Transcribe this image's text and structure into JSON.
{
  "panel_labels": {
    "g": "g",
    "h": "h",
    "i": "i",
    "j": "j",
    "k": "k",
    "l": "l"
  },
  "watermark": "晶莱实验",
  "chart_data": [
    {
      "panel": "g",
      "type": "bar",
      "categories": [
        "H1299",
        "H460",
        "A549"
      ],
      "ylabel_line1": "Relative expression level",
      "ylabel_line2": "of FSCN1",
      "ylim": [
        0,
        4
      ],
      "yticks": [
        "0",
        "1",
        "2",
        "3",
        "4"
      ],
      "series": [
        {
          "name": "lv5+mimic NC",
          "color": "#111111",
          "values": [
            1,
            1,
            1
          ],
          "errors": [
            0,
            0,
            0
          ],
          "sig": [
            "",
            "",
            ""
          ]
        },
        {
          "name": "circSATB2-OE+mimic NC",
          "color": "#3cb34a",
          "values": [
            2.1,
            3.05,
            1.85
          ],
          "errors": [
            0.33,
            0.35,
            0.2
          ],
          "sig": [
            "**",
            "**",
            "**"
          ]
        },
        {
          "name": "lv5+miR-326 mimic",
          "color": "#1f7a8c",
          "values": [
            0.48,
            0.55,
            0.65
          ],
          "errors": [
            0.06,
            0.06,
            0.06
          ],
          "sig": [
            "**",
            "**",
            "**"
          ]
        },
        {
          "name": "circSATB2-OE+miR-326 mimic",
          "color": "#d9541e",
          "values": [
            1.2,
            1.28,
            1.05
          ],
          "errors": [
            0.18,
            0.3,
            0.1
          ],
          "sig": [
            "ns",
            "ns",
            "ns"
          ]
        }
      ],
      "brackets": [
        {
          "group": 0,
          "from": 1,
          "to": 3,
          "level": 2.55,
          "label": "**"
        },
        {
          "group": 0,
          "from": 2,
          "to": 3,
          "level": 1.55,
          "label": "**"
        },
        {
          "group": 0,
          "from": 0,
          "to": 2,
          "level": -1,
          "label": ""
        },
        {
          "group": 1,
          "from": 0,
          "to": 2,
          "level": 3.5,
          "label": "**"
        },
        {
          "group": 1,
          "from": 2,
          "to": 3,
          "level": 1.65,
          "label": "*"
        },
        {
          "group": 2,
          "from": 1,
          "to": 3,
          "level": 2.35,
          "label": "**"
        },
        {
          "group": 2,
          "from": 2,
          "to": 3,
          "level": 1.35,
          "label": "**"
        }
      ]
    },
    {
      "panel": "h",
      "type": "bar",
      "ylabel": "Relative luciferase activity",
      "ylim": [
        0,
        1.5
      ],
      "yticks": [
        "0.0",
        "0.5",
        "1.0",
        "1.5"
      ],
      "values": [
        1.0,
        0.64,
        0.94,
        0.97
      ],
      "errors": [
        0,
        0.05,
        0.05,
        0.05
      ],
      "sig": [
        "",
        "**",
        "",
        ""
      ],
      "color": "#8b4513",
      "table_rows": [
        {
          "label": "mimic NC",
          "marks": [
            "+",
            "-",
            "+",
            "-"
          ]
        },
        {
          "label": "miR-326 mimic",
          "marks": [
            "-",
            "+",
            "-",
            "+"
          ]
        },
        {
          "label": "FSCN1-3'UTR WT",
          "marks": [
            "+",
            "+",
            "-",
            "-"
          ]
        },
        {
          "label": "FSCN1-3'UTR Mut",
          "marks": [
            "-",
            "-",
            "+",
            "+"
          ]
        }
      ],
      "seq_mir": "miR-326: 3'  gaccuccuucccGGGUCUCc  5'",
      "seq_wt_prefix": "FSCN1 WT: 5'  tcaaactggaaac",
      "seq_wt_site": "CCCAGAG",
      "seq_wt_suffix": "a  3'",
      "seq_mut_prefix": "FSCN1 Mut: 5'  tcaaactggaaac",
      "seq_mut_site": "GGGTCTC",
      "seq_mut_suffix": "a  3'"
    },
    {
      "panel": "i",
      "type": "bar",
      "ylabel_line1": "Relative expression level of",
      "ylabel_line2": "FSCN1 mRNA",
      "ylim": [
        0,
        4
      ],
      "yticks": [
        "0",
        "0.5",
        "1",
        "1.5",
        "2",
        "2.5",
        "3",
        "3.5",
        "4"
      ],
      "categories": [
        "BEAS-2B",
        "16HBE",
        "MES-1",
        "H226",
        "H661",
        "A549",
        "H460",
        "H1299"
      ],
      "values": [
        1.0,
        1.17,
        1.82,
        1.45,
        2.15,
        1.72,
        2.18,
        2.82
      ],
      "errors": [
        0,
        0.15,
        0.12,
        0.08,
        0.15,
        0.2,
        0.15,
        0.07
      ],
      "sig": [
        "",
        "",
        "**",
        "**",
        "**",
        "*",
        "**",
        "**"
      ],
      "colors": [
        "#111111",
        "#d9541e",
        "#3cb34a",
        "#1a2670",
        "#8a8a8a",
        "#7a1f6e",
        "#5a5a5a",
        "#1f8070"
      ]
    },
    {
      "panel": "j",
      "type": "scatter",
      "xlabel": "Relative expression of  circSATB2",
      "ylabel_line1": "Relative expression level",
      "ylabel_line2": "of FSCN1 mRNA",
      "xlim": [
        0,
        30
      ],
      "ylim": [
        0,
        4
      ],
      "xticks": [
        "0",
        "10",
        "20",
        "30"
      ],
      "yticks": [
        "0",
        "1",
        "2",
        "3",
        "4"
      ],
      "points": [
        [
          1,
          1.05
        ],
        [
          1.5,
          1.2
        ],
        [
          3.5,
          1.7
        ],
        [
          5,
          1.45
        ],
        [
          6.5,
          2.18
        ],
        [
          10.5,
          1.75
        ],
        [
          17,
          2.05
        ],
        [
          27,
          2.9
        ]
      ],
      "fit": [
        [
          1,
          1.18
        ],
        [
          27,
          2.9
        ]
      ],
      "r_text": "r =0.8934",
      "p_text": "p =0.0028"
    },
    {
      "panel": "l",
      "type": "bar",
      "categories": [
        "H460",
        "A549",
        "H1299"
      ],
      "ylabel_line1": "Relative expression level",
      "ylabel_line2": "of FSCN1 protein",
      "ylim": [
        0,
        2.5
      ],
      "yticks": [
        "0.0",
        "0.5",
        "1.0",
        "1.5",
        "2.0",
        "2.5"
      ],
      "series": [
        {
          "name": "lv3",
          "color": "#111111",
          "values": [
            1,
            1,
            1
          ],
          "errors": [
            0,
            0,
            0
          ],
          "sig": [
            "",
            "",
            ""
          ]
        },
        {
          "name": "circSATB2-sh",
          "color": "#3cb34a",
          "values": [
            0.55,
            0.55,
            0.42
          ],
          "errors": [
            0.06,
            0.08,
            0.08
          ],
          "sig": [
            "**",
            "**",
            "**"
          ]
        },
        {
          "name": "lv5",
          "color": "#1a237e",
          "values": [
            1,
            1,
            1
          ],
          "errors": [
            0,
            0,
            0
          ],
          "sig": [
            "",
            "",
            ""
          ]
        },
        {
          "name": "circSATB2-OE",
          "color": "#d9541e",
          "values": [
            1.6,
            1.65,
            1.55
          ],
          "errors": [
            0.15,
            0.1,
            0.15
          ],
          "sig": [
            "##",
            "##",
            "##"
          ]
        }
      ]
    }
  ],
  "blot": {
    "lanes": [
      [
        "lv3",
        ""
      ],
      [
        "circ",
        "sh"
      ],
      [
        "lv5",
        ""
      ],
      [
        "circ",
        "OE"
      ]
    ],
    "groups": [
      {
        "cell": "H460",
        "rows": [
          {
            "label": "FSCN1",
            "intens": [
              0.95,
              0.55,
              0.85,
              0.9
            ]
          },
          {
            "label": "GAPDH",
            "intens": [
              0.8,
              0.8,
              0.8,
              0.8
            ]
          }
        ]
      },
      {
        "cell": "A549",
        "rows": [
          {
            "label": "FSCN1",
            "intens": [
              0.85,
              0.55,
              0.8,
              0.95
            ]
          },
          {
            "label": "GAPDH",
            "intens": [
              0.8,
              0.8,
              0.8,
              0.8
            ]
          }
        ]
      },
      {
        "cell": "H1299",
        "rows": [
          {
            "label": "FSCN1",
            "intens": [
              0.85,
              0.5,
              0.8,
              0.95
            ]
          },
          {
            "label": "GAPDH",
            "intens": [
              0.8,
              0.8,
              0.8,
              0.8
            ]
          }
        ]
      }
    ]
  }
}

◆ ◆ ◆ ◆

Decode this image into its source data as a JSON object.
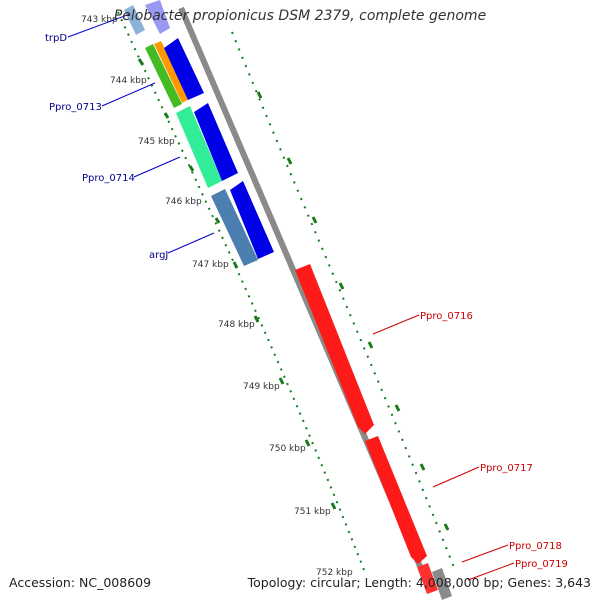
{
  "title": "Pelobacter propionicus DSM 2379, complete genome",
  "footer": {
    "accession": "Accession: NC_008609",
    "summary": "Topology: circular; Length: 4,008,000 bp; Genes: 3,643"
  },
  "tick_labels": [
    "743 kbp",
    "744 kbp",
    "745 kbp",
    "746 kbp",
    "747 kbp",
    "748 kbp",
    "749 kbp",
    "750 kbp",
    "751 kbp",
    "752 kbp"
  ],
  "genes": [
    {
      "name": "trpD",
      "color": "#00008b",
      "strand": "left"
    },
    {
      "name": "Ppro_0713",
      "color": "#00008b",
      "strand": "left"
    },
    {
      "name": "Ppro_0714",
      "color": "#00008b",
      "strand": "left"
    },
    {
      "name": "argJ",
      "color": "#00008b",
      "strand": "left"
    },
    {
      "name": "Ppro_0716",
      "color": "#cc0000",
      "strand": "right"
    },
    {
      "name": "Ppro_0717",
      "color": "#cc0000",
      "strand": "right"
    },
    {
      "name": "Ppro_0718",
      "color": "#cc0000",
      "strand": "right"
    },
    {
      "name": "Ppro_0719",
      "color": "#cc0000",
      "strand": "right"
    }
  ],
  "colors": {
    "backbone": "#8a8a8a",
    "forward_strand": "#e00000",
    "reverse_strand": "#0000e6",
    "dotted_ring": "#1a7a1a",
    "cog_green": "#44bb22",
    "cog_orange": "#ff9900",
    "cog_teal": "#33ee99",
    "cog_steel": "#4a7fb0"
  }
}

◆ ◆ ◆ ◆

Task description
Could you report every line of the material that contains the string "level"?

Response to the exercise
      "ylabel_line1": "Relative expression level",
          "level": 2.55,
          "level": 1.55,
          "level": -1,
          "level": 3.5,
          "level": 1.65,
          "level": 2.35,
          "level": 1.35,
      "ylabel_line1": "Relative expression level of",
      "ylabel_line1": "Relative expression level",
      "ylabel_line1": "Relative expression level",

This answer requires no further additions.